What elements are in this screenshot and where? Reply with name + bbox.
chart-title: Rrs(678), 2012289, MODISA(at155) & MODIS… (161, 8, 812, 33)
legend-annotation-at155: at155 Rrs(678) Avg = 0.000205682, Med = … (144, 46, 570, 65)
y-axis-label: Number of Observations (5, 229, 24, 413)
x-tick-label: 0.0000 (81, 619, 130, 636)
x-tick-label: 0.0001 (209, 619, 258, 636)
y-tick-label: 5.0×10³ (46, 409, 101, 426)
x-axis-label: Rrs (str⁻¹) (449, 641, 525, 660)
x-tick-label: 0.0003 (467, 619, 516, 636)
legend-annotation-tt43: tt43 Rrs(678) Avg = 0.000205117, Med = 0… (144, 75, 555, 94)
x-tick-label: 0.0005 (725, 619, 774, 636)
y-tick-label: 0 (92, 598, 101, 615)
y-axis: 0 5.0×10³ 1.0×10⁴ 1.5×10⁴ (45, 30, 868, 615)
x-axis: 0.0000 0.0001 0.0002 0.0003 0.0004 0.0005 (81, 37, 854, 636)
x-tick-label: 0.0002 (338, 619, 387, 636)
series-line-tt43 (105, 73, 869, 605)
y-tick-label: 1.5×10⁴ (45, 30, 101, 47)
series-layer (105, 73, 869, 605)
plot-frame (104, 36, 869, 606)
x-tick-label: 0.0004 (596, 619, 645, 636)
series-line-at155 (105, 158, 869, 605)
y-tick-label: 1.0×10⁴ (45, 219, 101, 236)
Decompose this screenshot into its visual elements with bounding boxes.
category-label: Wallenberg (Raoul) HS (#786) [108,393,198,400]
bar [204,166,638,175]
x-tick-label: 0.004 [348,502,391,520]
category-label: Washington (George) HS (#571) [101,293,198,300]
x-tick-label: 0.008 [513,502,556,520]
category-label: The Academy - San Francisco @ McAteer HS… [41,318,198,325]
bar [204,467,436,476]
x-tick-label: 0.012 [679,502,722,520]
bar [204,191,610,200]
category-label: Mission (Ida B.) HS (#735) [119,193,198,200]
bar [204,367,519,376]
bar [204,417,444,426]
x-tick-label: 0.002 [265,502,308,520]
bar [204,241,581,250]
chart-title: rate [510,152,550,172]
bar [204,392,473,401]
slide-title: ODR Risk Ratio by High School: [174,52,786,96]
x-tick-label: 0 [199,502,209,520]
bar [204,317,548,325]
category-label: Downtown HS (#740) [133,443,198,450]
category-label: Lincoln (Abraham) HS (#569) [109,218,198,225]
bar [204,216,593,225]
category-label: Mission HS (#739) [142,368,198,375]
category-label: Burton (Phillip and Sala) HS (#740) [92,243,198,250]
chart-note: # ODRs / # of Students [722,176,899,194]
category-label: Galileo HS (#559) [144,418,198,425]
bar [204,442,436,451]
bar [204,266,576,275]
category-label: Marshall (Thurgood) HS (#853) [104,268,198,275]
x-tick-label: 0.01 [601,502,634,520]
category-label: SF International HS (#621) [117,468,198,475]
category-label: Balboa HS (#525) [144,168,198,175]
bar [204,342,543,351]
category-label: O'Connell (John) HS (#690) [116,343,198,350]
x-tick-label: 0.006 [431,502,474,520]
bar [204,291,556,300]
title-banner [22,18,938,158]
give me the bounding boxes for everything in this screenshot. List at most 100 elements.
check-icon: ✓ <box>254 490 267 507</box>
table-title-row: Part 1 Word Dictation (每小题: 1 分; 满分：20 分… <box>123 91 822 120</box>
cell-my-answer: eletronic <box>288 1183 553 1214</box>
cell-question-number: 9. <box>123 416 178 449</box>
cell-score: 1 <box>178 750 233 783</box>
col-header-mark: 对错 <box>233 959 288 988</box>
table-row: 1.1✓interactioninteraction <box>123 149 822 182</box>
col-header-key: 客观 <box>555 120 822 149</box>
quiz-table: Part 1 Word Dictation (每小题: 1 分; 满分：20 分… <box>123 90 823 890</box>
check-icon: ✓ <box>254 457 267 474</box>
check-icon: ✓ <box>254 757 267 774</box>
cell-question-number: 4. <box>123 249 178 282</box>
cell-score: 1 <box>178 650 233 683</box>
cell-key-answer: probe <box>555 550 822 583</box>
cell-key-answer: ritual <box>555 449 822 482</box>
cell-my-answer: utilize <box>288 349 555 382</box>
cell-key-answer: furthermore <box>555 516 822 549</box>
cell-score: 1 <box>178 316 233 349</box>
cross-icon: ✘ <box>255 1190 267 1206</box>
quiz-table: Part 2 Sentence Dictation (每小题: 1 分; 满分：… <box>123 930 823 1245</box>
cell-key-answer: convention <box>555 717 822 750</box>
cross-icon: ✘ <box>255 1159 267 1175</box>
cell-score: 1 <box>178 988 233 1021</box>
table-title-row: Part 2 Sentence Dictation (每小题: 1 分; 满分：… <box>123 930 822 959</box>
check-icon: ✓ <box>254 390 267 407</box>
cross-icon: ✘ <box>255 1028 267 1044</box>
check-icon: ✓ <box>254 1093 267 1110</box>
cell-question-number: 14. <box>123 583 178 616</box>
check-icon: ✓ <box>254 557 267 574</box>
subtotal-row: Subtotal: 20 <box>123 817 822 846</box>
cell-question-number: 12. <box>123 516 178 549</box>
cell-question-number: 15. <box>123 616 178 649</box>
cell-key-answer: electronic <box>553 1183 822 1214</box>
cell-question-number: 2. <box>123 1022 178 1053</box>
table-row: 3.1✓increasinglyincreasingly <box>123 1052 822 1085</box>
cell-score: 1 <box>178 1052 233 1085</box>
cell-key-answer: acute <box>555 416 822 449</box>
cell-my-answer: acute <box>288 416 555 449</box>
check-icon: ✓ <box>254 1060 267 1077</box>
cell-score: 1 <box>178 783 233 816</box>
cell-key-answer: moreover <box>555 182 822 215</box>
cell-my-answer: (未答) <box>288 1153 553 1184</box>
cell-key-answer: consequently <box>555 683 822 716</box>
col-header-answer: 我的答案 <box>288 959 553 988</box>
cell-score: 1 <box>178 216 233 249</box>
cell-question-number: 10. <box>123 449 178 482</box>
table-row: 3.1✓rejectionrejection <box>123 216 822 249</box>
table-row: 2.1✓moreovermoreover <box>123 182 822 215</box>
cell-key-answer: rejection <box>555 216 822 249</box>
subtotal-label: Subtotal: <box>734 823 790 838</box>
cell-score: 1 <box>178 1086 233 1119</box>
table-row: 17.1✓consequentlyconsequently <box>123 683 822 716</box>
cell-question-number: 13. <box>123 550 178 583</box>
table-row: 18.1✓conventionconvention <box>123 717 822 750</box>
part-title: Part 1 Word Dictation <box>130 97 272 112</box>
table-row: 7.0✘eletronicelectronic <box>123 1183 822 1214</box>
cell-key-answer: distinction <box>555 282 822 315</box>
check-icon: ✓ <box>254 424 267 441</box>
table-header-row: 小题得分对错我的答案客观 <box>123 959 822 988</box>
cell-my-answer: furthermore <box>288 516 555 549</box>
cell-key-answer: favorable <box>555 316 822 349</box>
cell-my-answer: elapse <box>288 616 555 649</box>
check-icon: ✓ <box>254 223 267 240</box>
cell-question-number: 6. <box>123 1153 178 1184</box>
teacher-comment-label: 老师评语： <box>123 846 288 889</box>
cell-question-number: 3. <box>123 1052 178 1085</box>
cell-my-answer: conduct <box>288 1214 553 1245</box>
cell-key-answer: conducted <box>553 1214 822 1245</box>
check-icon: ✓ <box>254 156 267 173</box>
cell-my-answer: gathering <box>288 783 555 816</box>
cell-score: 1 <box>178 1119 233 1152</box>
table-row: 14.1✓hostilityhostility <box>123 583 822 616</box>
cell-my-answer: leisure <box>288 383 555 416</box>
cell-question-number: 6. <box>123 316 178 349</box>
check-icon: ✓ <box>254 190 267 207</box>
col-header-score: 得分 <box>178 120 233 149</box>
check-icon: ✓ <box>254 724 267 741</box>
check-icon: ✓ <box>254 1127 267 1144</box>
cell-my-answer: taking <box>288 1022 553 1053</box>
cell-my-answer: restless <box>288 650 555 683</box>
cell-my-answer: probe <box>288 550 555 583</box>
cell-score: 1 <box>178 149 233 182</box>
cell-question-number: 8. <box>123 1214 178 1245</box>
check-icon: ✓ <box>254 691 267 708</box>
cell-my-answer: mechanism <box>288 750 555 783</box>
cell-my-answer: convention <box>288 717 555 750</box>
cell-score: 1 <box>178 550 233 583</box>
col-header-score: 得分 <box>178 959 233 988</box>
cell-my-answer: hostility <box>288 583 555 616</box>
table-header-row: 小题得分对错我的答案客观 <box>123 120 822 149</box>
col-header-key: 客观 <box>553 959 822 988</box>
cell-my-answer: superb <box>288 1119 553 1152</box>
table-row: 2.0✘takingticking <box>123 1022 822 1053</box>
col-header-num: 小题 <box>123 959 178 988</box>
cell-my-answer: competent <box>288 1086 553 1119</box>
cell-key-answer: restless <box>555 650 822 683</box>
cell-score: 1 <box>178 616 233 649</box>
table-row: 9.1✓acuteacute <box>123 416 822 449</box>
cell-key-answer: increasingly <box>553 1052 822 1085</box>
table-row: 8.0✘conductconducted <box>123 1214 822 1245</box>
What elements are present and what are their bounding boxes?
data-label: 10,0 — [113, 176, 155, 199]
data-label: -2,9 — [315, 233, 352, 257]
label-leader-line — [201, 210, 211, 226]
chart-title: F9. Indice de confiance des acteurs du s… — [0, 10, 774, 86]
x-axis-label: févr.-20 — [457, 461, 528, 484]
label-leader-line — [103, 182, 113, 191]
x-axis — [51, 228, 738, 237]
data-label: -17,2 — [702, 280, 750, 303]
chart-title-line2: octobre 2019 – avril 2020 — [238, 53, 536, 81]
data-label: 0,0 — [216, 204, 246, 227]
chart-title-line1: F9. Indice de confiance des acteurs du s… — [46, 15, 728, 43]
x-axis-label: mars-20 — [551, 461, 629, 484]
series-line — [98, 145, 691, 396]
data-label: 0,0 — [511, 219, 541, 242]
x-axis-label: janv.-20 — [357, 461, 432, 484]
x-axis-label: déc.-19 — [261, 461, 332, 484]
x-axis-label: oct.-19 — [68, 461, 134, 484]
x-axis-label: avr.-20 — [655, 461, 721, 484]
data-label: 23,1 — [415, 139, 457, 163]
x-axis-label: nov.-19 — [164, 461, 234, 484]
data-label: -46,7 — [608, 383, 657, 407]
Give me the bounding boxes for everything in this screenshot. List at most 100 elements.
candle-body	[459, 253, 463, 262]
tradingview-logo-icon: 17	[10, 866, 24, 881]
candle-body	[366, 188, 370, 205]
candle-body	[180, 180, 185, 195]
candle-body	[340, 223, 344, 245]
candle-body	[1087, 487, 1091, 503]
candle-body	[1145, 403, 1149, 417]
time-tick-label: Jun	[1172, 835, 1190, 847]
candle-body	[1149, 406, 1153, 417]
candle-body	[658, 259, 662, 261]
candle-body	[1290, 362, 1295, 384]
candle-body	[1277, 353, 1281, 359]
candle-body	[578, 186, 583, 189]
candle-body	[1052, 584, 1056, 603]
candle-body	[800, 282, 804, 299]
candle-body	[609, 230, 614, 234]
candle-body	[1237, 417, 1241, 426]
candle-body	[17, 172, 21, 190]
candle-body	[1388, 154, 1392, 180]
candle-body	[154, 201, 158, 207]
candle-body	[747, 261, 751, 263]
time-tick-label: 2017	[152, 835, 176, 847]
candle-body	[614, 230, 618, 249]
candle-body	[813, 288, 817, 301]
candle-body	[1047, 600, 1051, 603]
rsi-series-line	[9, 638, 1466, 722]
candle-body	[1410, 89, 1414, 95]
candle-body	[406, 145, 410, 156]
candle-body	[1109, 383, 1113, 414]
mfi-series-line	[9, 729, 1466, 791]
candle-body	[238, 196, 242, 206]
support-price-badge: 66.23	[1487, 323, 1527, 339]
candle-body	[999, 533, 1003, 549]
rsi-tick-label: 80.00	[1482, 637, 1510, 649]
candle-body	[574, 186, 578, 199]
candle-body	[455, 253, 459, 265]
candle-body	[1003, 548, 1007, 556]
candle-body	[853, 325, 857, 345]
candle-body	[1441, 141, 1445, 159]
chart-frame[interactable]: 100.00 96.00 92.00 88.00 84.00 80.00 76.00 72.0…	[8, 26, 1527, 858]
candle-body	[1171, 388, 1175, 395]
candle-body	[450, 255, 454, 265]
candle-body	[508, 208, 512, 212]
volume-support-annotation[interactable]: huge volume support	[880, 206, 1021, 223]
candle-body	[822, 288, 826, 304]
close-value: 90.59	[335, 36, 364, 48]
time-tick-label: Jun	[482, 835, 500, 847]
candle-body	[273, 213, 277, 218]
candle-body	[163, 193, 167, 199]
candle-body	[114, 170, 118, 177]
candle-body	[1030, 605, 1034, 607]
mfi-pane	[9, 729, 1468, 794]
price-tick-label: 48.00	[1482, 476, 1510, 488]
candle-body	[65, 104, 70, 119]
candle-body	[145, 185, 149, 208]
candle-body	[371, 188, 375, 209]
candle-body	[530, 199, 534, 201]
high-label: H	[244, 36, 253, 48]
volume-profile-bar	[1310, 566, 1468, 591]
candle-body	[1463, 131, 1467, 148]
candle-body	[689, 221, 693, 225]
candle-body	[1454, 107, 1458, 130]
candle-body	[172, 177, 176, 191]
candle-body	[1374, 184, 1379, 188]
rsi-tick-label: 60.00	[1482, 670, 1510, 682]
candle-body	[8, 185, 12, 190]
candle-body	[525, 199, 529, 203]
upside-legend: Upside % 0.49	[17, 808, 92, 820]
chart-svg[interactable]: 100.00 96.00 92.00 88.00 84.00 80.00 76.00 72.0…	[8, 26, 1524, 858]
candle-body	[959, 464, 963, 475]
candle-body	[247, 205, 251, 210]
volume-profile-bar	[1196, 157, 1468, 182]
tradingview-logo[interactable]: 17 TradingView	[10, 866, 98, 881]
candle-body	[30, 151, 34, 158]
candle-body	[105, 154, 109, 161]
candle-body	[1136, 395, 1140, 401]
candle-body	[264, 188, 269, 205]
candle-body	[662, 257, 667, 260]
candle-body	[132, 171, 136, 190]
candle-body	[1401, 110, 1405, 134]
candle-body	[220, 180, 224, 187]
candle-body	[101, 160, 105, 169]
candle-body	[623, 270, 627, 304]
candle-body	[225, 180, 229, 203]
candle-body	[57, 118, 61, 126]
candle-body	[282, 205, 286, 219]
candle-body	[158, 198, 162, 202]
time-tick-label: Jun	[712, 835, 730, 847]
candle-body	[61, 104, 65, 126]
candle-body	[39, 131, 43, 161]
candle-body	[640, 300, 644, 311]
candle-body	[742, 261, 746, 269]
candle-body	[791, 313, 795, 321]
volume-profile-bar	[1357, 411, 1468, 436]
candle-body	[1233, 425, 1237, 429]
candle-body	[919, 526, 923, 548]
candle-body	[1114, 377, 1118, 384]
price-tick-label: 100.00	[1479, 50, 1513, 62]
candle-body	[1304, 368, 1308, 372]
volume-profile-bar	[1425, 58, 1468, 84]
§ §
Starting with the first of the rows above and ending with the line that contains "y-axis: 0 5.0×10³", output each of those lines, both ends included, as one string in a JSON list.

Finished task:
[
  "What elements are in this screenshot and where? Reply with name + bbox.",
  "chart-title: Rrs(678), 2012289, MODISA(at155) & MODIS… (161, 8, 812, 33)",
  "legend-annotation-at155: at155 Rrs(678) Avg = 0.000205682, Med = … (144, 46, 570, 65)",
  "y-axis-label: Number of Observations (5, 229, 24, 413)",
  "x-tick-label: 0.0000 (81, 619, 130, 636)",
  "x-tick-label: 0.0001 (209, 619, 258, 636)",
  "y-tick-label: 5.0×10³ (46, 409, 101, 426)",
  "x-axis-label: Rrs (str⁻¹) (449, 641, 525, 660)",
  "x-tick-label: 0.0003 (467, 619, 516, 636)",
  "legend-annotation-tt43: tt43 Rrs(678) Avg = 0.000205117, Med = 0… (144, 75, 555, 94)",
  "x-tick-label: 0.0005 (725, 619, 774, 636)",
  "y-tick-label: 0 (92, 598, 101, 615)",
  "y-axis: 0 5.0×10³ 1.0×10⁴ 1.5×10⁴ (45, 30, 868, 615)"
]